• MATERIAL FOR THIS TASK:
::::

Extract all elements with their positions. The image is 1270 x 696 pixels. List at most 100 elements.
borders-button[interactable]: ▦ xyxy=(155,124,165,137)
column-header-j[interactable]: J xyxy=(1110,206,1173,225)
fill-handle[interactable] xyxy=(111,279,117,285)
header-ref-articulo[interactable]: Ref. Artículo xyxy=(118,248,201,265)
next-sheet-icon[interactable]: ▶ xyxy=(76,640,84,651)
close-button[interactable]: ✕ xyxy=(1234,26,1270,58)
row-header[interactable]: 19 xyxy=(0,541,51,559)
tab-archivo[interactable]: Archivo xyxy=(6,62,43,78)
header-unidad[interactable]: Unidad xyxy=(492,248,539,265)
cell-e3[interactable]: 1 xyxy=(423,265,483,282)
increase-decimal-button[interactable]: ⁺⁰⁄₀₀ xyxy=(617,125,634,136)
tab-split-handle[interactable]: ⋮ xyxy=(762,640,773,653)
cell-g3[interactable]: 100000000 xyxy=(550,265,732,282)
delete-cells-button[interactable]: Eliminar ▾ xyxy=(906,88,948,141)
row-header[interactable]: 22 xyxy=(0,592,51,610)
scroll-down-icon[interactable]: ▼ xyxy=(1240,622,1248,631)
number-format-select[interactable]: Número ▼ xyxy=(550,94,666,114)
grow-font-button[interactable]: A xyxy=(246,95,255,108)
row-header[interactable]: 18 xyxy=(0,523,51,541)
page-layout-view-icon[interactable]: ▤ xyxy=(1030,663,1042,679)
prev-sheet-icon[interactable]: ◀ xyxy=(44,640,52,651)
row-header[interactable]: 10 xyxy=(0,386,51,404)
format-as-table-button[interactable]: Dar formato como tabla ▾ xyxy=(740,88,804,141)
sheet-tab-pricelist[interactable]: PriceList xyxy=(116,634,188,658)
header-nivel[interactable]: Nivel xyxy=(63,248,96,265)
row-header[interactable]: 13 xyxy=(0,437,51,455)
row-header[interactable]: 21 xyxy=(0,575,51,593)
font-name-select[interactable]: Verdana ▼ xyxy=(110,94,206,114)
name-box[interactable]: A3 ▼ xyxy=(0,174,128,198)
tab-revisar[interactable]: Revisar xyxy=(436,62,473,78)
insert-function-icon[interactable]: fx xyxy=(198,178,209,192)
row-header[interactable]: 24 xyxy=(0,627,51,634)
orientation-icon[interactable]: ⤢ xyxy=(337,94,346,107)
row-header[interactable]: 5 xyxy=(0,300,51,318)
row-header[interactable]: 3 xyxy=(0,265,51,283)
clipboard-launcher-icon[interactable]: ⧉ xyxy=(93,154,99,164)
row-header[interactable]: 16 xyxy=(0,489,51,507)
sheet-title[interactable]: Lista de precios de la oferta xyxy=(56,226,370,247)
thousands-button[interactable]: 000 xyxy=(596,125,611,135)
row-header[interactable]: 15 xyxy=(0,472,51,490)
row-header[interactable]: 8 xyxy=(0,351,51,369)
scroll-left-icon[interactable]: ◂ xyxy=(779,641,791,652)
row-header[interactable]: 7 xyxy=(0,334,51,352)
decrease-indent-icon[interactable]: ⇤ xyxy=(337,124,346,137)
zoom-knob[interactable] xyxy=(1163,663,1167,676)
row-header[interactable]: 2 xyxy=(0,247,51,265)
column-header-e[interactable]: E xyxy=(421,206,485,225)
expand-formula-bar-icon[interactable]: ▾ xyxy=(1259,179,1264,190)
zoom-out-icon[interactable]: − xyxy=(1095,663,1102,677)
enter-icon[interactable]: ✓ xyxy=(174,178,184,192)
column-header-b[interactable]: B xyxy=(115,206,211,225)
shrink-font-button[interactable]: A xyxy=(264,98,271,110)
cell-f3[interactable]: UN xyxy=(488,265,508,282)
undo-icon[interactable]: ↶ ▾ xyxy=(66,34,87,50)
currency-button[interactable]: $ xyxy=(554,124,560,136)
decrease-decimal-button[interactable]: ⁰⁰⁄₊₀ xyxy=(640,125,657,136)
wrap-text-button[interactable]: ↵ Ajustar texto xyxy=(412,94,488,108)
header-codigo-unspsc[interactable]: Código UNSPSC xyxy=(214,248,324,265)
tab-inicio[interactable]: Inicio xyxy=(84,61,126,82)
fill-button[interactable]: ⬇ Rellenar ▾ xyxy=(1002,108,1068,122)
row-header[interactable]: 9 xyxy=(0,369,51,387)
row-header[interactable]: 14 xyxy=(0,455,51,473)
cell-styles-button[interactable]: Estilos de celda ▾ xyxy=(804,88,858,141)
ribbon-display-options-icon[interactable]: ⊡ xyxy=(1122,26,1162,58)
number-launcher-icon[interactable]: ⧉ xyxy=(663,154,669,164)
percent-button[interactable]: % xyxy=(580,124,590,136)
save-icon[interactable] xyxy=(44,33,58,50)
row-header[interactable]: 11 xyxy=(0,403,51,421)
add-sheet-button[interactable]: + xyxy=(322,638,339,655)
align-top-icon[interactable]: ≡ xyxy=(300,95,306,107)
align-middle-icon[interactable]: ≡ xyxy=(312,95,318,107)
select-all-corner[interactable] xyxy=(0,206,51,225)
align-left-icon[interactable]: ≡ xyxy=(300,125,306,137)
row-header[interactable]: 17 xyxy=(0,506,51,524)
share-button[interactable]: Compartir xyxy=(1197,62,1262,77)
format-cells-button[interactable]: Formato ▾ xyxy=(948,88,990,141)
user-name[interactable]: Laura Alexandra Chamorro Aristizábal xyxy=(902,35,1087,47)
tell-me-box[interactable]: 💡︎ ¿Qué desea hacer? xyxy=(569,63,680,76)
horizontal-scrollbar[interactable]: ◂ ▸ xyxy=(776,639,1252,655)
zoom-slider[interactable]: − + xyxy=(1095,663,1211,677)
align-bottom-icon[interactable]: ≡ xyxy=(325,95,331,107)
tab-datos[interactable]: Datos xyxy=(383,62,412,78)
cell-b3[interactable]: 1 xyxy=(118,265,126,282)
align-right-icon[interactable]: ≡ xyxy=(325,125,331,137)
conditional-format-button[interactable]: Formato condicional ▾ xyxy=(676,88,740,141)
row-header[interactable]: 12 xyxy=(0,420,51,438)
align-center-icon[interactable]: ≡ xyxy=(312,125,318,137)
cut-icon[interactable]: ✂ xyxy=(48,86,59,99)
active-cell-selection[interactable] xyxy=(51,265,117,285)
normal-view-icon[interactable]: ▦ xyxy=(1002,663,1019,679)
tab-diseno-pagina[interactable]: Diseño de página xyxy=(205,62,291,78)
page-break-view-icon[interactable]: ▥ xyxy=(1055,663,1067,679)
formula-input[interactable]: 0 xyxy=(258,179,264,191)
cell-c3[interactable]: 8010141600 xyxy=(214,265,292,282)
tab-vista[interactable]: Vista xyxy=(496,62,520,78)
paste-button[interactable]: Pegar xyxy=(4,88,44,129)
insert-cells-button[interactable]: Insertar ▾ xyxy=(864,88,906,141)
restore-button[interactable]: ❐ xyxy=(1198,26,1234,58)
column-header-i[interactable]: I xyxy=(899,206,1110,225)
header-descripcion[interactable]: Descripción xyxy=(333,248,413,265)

::::

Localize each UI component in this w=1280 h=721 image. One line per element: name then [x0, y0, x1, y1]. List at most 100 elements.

::::

• WORK TO DO: Copy out the lines from the one containing "Extract all elements" through the one containing "insert-function-icon[interactable]: fx xyxy=(198,178,209,192)", both included, without changing anything.

• CORRECT RESPONSE:
Extract all elements with their positions. The image is 1270 x 696 pixels. List at most 100 elements.
borders-button[interactable]: ▦ xyxy=(155,124,165,137)
column-header-j[interactable]: J xyxy=(1110,206,1173,225)
fill-handle[interactable] xyxy=(111,279,117,285)
header-ref-articulo[interactable]: Ref. Artículo xyxy=(118,248,201,265)
next-sheet-icon[interactable]: ▶ xyxy=(76,640,84,651)
close-button[interactable]: ✕ xyxy=(1234,26,1270,58)
row-header[interactable]: 19 xyxy=(0,541,51,559)
tab-archivo[interactable]: Archivo xyxy=(6,62,43,78)
header-unidad[interactable]: Unidad xyxy=(492,248,539,265)
cell-e3[interactable]: 1 xyxy=(423,265,483,282)
increase-decimal-button[interactable]: ⁺⁰⁄₀₀ xyxy=(617,125,634,136)
tab-split-handle[interactable]: ⋮ xyxy=(762,640,773,653)
cell-g3[interactable]: 100000000 xyxy=(550,265,732,282)
delete-cells-button[interactable]: Eliminar ▾ xyxy=(906,88,948,141)
row-header[interactable]: 22 xyxy=(0,592,51,610)
scroll-down-icon[interactable]: ▼ xyxy=(1240,622,1248,631)
number-format-select[interactable]: Número ▼ xyxy=(550,94,666,114)
grow-font-button[interactable]: A xyxy=(246,95,255,108)
row-header[interactable]: 18 xyxy=(0,523,51,541)
page-layout-view-icon[interactable]: ▤ xyxy=(1030,663,1042,679)
prev-sheet-icon[interactable]: ◀ xyxy=(44,640,52,651)
row-header[interactable]: 10 xyxy=(0,386,51,404)
format-as-table-button[interactable]: Dar formato como tabla ▾ xyxy=(740,88,804,141)
sheet-tab-pricelist[interactable]: PriceList xyxy=(116,634,188,658)
header-nivel[interactable]: Nivel xyxy=(63,248,96,265)
row-header[interactable]: 13 xyxy=(0,437,51,455)
row-header[interactable]: 21 xyxy=(0,575,51,593)
font-name-select[interactable]: Verdana ▼ xyxy=(110,94,206,114)
name-box[interactable]: A3 ▼ xyxy=(0,174,128,198)
tab-revisar[interactable]: Revisar xyxy=(436,62,473,78)
insert-function-icon[interactable]: fx xyxy=(198,178,209,192)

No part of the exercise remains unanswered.